EXERCISE PROMPT — Please copy every one of the entries below word for word, but leave out the pictures.

PROVIDED DATA —
▶

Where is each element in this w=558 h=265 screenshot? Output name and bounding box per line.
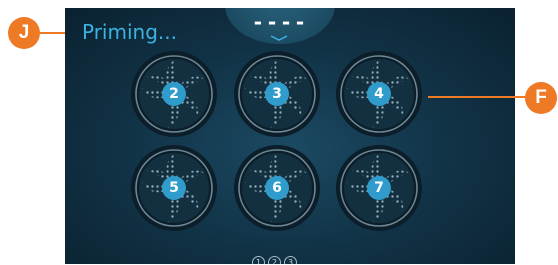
status-text: Priming... — [82, 20, 177, 44]
page-dot-3[interactable]: 3 — [284, 256, 297, 264]
pump-number: 7 — [374, 180, 384, 196]
chevron-down-icon[interactable] — [269, 35, 289, 41]
pump-number: 5 — [169, 180, 179, 196]
pump-button-4[interactable]: 4 — [335, 50, 423, 138]
pump-number: 2 — [169, 86, 179, 102]
pump-button-7[interactable]: 7 — [335, 144, 423, 232]
pump-button-2[interactable]: 2 — [130, 50, 218, 138]
readout-value: ---- — [251, 10, 309, 34]
page-dot-2[interactable]: 2 — [268, 256, 281, 264]
callout-leader-line-f — [428, 96, 526, 98]
pump-number: 3 — [272, 86, 282, 102]
pump-number: 6 — [272, 180, 282, 196]
pump-button-6[interactable]: 6 — [233, 144, 321, 232]
pump-panel-screen: ---- Priming... 2 3 4 5 6 7 123 — [65, 8, 515, 264]
pagination: 123 — [252, 250, 300, 264]
pump-number: 4 — [374, 86, 384, 102]
callout-badge-j: J — [8, 17, 40, 49]
pump-button-3[interactable]: 3 — [233, 50, 321, 138]
pump-button-5[interactable]: 5 — [130, 144, 218, 232]
page-dot-1[interactable]: 1 — [252, 256, 265, 264]
callout-badge-f: F — [525, 82, 557, 114]
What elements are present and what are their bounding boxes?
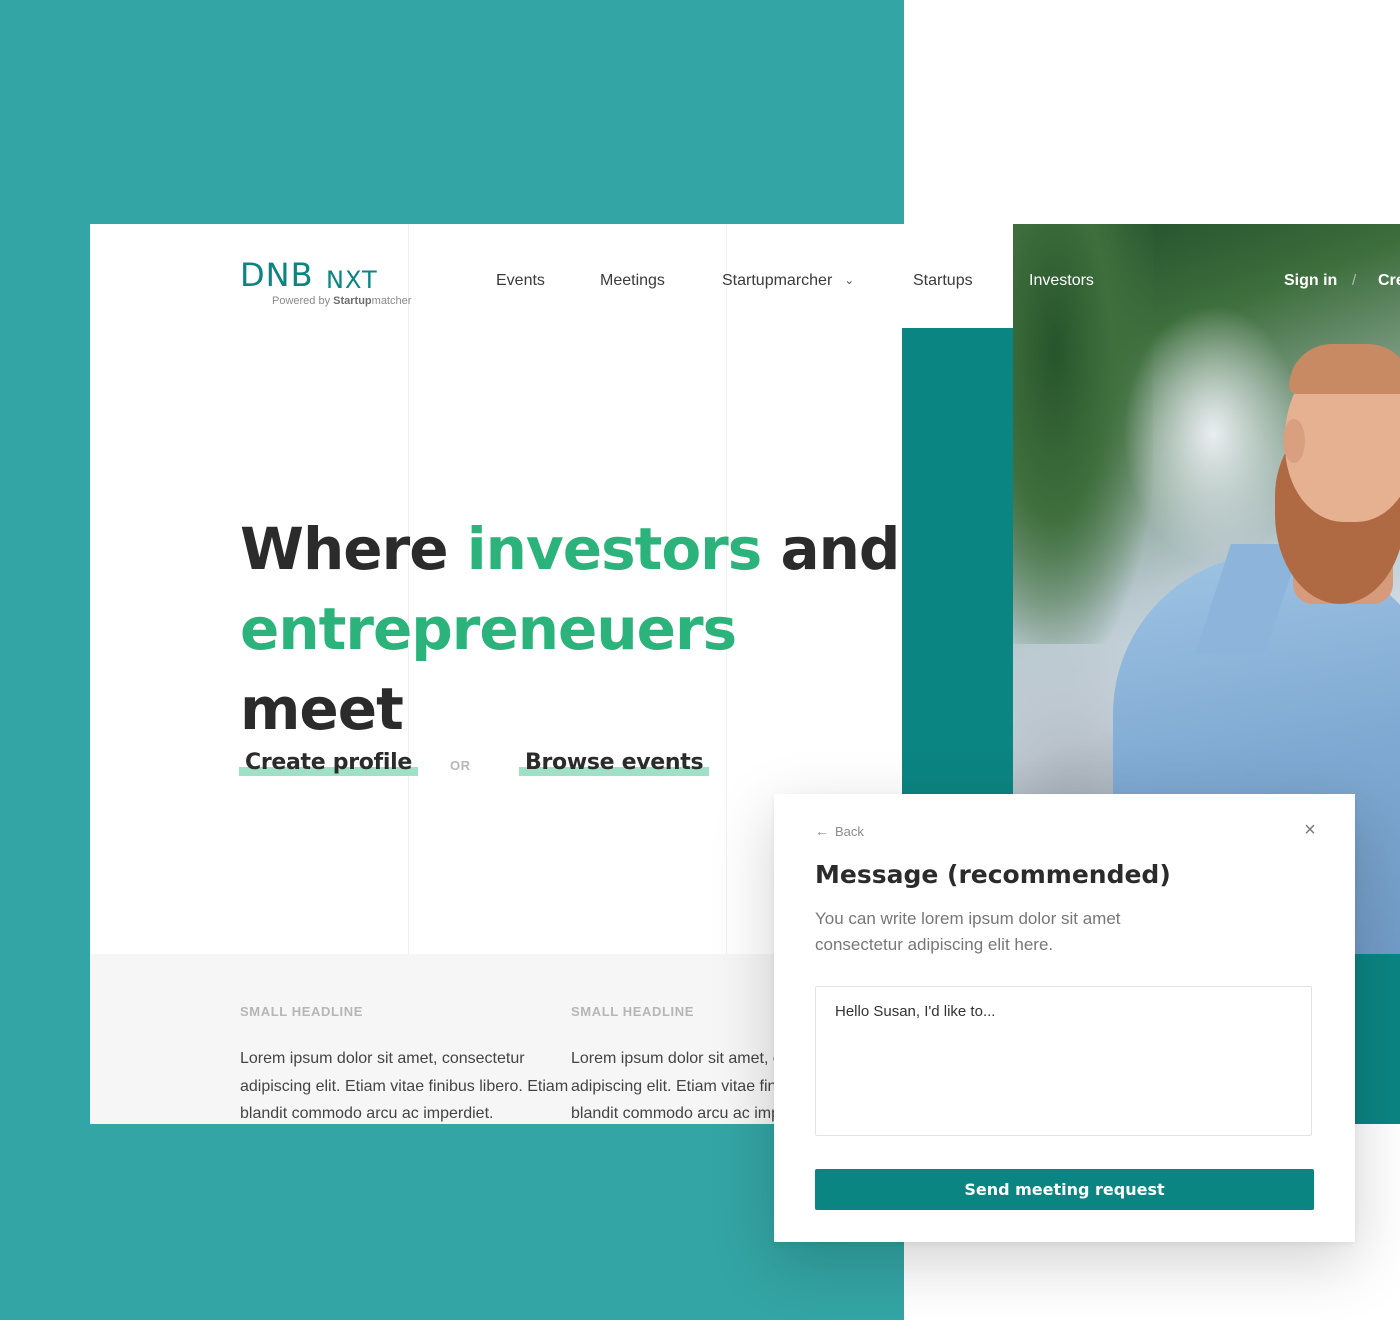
nav-investors[interactable]: Investors — [1029, 272, 1094, 290]
or-separator: OR — [450, 758, 471, 773]
modal-subtitle: You can write lorem ipsum dolor sit amet… — [815, 909, 1121, 954]
hero-word: and — [780, 515, 901, 583]
hero-word: Where — [240, 515, 449, 583]
create-profile-label: Create profile — [245, 750, 412, 775]
hero-word-accent: entrepreneuers — [240, 595, 737, 663]
nav-startupmarcher-label: Startupmarcher — [722, 272, 833, 289]
close-icon[interactable]: × — [1300, 820, 1320, 840]
logo[interactable]: DNB NXT Powered by Startupmatcher — [240, 256, 430, 312]
logo-brand: DNB — [240, 256, 314, 294]
hero-headline: Where investors and entrepreneuers meet — [240, 509, 900, 749]
message-modal: ← Back × Message (recommended) You can wr… — [774, 794, 1355, 1242]
message-textarea[interactable]: Hello Susan, I'd like to... — [815, 986, 1312, 1136]
create-profile-button[interactable]: Create profile — [239, 750, 418, 776]
logo-product: NXT — [326, 266, 378, 294]
feature-headline: SMALL HEADLINE — [240, 1004, 363, 1019]
back-label: Back — [835, 824, 864, 839]
browse-events-button[interactable]: Browse events — [519, 750, 710, 776]
nav-separator: / — [1352, 272, 1357, 289]
back-button[interactable]: ← Back — [815, 823, 864, 839]
modal-title: Message (recommended) — [815, 860, 1171, 889]
feature-column: SMALL HEADLINE Lorem ipsum dolor sit ame… — [240, 1004, 570, 1124]
hero-word-accent: investors — [466, 515, 763, 583]
feature-body: Lorem ipsum dolor sit amet, consectetur … — [240, 1050, 569, 1122]
back-arrow-icon: ← — [815, 823, 829, 839]
hero-word: meet — [240, 675, 404, 743]
logo-powered-by: Powered by Startupmatcher — [272, 295, 412, 307]
nav-events[interactable]: Events — [496, 272, 545, 290]
create-account-link[interactable]: Cre — [1378, 272, 1400, 290]
sign-in-link[interactable]: Sign in — [1284, 272, 1337, 290]
nav-startups[interactable]: Startups — [913, 272, 973, 290]
send-meeting-request-button[interactable]: Send meeting request — [815, 1169, 1314, 1210]
nav-startupmarcher[interactable]: Startupmarcher ⌄ — [722, 272, 854, 290]
chevron-down-icon: ⌄ — [844, 273, 855, 287]
browse-events-label: Browse events — [525, 750, 704, 775]
nav-meetings[interactable]: Meetings — [600, 272, 665, 290]
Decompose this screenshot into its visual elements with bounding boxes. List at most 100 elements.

◀

TASK SOLUTION —
Where is each element in this w=558 h=265 screenshot? Output name and bounding box per line.
status-text: Priming... — [82, 20, 177, 44]
page-dot-3[interactable]: 3 — [284, 256, 297, 264]
pump-number: 7 — [374, 180, 384, 196]
chevron-down-icon[interactable] — [269, 35, 289, 41]
pump-number: 5 — [169, 180, 179, 196]
pump-button-4[interactable]: 4 — [335, 50, 423, 138]
pump-number: 2 — [169, 86, 179, 102]
pump-button-7[interactable]: 7 — [335, 144, 423, 232]
pump-button-2[interactable]: 2 — [130, 50, 218, 138]
readout-value: ---- — [251, 10, 309, 34]
page-dot-2[interactable]: 2 — [268, 256, 281, 264]
callout-leader-line-f — [428, 96, 526, 98]
pump-number: 3 — [272, 86, 282, 102]
pump-number: 6 — [272, 180, 282, 196]
pump-button-6[interactable]: 6 — [233, 144, 321, 232]
pump-panel-screen: ---- Priming... 2 3 4 5 6 7 123 — [65, 8, 515, 264]
pagination: 123 — [252, 250, 300, 264]
pump-number: 4 — [374, 86, 384, 102]
callout-badge-j: J — [8, 17, 40, 49]
pump-button-3[interactable]: 3 — [233, 50, 321, 138]
pump-button-5[interactable]: 5 — [130, 144, 218, 232]
page-dot-1[interactable]: 1 — [252, 256, 265, 264]
callout-badge-f: F — [525, 82, 557, 114]
What elements are present and what are their bounding boxes?
nav-investors[interactable]: Investors — [1029, 272, 1094, 290]
or-separator: OR — [450, 758, 471, 773]
modal-subtitle: You can write lorem ipsum dolor sit amet… — [815, 909, 1121, 954]
hero-word: and — [780, 515, 901, 583]
hero-word: Where — [240, 515, 449, 583]
create-profile-label: Create profile — [245, 750, 412, 775]
hero-word-accent: entrepreneuers — [240, 595, 737, 663]
nav-startupmarcher-label: Startupmarcher — [722, 272, 833, 289]
close-icon[interactable]: × — [1300, 820, 1320, 840]
logo[interactable]: DNB NXT Powered by Startupmatcher — [240, 256, 430, 312]
logo-brand: DNB — [240, 256, 314, 294]
hero-headline: Where investors and entrepreneuers meet — [240, 509, 900, 749]
message-modal: ← Back × Message (recommended) You can wr… — [774, 794, 1355, 1242]
message-textarea[interactable]: Hello Susan, I'd like to... — [815, 986, 1312, 1136]
create-profile-button[interactable]: Create profile — [239, 750, 418, 776]
logo-product: NXT — [326, 266, 378, 294]
feature-headline: SMALL HEADLINE — [240, 1004, 363, 1019]
back-label: Back — [835, 824, 864, 839]
browse-events-button[interactable]: Browse events — [519, 750, 710, 776]
nav-separator: / — [1352, 272, 1357, 289]
back-button[interactable]: ← Back — [815, 823, 864, 839]
modal-title: Message (recommended) — [815, 860, 1171, 889]
feature-column: SMALL HEADLINE Lorem ipsum dolor sit ame… — [240, 1004, 570, 1124]
hero-word-accent: investors — [466, 515, 763, 583]
feature-body: Lorem ipsum dolor sit amet, consectetur … — [240, 1050, 569, 1122]
back-arrow-icon: ← — [815, 823, 829, 839]
hero-word: meet — [240, 675, 404, 743]
logo-powered-by: Powered by Startupmatcher — [272, 295, 412, 307]
nav-events[interactable]: Events — [496, 272, 545, 290]
create-account-link[interactable]: Cre — [1378, 272, 1400, 290]
sign-in-link[interactable]: Sign in — [1284, 272, 1337, 290]
nav-startups[interactable]: Startups — [913, 272, 973, 290]
send-meeting-request-button[interactable]: Send meeting request — [815, 1169, 1314, 1210]
nav-startupmarcher[interactable]: Startupmarcher ⌄ — [722, 272, 854, 290]
chevron-down-icon: ⌄ — [844, 273, 855, 287]
browse-events-label: Browse events — [525, 750, 704, 775]
nav-meetings[interactable]: Meetings — [600, 272, 665, 290]
Decompose this screenshot into its visual elements with bounding boxes. List at most 100 elements.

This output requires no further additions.